Begin Data

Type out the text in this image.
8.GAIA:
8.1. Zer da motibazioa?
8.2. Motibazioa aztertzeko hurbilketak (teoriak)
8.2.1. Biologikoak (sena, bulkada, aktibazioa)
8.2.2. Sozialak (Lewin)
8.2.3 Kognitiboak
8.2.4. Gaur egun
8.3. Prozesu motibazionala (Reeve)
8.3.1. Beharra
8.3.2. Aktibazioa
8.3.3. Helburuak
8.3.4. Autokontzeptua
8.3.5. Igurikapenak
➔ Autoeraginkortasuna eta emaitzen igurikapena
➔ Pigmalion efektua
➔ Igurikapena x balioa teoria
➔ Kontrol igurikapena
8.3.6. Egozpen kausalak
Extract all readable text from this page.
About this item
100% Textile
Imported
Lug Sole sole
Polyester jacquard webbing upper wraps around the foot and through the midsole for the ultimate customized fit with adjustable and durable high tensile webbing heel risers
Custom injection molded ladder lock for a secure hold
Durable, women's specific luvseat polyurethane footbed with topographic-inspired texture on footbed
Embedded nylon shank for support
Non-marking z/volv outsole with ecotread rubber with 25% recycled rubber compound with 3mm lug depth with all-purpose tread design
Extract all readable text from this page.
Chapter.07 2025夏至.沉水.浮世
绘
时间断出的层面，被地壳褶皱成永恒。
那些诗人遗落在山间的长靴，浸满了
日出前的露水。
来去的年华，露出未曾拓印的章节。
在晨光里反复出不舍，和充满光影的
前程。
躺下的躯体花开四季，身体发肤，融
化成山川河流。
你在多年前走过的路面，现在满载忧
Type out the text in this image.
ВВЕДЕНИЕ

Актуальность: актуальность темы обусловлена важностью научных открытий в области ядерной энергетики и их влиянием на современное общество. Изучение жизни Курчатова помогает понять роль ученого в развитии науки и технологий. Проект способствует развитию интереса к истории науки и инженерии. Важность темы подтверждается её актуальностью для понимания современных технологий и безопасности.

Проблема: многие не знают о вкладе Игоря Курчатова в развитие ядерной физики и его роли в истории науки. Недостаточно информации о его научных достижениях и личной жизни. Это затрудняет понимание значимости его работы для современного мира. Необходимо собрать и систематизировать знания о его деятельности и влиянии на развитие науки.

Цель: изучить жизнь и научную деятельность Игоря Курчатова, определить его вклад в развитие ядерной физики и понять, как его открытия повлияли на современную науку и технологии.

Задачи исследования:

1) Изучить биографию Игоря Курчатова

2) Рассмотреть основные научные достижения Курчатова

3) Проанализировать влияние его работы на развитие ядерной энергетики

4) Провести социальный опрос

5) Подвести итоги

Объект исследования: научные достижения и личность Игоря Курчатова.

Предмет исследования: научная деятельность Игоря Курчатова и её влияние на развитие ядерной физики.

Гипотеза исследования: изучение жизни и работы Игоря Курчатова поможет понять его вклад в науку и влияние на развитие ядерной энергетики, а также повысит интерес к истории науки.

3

End Data

Write down only how many lines in the listing contain the word "науку".

Completed exercise:
2